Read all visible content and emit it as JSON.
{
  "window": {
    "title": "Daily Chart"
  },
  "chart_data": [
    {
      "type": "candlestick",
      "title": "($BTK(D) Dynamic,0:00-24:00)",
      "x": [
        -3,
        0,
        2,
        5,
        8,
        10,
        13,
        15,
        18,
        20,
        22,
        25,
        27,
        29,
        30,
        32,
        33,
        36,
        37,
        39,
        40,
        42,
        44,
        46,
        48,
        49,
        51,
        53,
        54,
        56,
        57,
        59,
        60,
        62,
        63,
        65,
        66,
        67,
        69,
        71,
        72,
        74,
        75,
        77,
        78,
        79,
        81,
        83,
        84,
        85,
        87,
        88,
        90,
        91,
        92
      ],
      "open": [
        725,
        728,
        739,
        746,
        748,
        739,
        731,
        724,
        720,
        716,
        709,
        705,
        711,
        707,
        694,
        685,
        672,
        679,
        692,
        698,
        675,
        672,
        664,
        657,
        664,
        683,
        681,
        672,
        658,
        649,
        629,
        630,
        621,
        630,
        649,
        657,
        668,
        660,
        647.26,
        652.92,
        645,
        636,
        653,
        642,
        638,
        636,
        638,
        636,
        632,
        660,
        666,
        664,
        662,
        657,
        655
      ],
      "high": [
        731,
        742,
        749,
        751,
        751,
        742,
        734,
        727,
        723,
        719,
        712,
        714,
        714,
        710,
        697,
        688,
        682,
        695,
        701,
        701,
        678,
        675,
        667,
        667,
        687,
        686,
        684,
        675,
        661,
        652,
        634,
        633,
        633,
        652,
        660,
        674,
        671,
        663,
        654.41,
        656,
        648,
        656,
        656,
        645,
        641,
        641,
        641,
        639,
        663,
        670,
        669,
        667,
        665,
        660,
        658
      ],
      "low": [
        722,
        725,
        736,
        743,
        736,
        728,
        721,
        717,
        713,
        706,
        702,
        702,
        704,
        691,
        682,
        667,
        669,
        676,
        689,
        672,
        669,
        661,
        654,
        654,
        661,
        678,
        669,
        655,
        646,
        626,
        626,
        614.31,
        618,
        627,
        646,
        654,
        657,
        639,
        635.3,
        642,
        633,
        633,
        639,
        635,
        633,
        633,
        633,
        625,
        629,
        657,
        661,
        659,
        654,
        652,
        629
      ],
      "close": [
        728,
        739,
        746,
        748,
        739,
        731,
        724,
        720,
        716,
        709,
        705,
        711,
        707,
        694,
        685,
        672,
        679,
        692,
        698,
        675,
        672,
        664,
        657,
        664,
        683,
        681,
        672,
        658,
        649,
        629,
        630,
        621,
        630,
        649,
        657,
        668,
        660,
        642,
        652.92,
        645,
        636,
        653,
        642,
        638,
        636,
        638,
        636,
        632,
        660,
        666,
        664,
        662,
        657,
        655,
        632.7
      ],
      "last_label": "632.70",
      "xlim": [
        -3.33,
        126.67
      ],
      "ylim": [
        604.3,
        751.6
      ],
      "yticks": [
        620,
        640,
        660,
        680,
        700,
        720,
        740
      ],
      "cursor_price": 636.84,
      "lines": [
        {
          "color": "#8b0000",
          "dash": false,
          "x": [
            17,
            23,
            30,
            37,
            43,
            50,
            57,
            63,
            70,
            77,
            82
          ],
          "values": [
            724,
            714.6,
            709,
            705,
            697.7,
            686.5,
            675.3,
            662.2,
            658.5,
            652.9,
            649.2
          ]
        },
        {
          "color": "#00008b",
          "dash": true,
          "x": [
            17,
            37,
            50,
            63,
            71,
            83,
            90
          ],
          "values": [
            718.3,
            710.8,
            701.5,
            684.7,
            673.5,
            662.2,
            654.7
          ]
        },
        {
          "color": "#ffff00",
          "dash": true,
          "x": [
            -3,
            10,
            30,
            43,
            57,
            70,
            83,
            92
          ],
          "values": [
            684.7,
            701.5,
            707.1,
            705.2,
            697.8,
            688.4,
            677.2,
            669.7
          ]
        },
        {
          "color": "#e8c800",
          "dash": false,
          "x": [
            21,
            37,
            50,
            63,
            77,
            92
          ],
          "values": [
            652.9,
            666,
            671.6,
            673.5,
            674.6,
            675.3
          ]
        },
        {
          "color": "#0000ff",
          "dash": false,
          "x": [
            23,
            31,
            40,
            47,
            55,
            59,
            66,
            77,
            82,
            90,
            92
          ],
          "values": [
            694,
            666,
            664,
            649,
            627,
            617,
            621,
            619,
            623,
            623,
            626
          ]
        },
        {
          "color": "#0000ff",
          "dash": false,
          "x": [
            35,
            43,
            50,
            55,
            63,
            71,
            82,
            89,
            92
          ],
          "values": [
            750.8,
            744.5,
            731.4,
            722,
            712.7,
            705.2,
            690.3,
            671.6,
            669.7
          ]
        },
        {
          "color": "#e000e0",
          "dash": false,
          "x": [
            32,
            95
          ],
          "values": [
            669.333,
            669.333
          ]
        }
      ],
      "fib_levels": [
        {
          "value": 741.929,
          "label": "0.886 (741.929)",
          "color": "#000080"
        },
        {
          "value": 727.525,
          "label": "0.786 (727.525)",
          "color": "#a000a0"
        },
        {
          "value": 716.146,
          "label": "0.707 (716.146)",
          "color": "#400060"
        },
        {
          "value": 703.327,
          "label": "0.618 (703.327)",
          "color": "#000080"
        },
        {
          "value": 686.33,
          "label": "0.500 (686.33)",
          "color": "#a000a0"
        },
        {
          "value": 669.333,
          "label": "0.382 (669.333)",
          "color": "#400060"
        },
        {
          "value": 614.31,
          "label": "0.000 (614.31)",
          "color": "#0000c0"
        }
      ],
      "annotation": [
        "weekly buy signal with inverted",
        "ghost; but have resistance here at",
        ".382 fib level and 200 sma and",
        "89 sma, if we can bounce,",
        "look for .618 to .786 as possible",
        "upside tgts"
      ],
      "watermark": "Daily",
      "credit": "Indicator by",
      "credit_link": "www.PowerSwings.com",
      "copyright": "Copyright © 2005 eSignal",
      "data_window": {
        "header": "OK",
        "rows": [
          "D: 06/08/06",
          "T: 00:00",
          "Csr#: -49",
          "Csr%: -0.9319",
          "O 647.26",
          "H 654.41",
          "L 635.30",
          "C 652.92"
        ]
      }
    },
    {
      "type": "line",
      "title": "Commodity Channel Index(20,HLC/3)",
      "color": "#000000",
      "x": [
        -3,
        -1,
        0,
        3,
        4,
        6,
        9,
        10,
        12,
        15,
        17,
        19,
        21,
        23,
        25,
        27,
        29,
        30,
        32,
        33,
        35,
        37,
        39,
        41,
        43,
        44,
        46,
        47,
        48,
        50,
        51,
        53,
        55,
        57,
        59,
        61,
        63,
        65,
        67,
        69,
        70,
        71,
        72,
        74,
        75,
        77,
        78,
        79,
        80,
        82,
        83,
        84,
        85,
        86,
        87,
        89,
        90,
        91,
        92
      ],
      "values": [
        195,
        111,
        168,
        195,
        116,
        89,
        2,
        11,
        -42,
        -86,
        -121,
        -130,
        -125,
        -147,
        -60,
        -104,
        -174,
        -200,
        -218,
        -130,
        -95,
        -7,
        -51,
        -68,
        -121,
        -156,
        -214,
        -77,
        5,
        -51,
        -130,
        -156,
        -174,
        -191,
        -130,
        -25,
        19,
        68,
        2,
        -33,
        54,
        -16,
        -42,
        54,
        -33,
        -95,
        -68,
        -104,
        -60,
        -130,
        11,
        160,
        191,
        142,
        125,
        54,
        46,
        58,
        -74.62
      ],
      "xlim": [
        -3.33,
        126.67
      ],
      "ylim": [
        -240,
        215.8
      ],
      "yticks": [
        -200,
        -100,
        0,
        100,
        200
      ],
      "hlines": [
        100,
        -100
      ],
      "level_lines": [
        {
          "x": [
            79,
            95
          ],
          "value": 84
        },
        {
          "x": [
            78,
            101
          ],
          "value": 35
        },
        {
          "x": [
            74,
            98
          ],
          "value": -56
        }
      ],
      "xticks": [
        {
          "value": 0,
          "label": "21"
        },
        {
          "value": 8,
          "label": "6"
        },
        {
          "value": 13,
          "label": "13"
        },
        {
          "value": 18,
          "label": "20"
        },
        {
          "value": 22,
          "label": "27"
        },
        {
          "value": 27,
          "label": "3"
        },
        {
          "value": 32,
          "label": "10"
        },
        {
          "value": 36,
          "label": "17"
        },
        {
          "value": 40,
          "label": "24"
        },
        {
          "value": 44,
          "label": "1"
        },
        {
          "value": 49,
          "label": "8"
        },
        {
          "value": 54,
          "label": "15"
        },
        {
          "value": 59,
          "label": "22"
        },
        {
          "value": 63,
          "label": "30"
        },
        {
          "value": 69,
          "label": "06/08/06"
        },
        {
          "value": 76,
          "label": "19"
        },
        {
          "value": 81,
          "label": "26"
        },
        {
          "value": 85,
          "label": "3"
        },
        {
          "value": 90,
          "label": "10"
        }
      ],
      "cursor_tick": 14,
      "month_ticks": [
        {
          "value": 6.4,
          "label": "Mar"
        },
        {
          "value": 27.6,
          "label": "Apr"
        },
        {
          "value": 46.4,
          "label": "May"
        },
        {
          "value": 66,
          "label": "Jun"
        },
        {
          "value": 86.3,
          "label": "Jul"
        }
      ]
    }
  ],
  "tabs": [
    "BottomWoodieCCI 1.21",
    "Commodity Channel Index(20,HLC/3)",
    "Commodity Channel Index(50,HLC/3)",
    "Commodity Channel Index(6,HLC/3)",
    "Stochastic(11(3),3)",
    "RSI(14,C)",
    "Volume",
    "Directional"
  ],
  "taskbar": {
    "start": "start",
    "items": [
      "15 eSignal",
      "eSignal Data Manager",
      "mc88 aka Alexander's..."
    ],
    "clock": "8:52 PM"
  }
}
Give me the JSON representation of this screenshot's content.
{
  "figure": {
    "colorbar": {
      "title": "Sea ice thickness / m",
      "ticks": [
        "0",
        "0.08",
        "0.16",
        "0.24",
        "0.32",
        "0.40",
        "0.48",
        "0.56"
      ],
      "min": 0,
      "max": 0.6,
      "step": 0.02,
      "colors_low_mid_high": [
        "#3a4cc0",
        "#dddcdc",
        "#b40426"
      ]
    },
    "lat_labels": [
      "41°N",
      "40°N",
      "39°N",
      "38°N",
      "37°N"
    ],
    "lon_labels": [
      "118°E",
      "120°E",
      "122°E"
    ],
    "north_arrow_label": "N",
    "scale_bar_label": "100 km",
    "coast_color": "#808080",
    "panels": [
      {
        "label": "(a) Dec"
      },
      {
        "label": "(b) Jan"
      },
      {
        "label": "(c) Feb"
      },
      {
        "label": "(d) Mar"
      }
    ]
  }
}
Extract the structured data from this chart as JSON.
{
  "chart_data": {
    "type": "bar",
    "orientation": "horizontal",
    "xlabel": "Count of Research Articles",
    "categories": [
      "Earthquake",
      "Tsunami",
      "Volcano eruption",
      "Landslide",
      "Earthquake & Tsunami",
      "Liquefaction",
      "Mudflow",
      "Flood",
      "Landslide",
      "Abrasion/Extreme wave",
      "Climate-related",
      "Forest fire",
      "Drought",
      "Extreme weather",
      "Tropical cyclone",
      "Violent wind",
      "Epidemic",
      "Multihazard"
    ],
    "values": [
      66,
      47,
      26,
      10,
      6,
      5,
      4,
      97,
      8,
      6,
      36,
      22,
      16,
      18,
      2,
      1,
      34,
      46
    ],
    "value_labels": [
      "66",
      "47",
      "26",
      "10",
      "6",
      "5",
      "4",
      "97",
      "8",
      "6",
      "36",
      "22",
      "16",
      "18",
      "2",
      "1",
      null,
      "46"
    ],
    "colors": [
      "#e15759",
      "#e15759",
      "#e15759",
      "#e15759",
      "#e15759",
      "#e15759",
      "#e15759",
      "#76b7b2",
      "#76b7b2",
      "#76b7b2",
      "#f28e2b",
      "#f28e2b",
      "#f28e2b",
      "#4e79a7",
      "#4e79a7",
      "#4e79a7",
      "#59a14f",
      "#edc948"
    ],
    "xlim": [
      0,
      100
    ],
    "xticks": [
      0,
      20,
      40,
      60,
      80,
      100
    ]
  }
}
· · · ·
* [GIVEN INSTRUCTION]
Look through the entries above; copy every line holding the string "type".

* [SOLUTION BELOW]
      "type": "candlestick",
      "type": "line",
    "type": "bar",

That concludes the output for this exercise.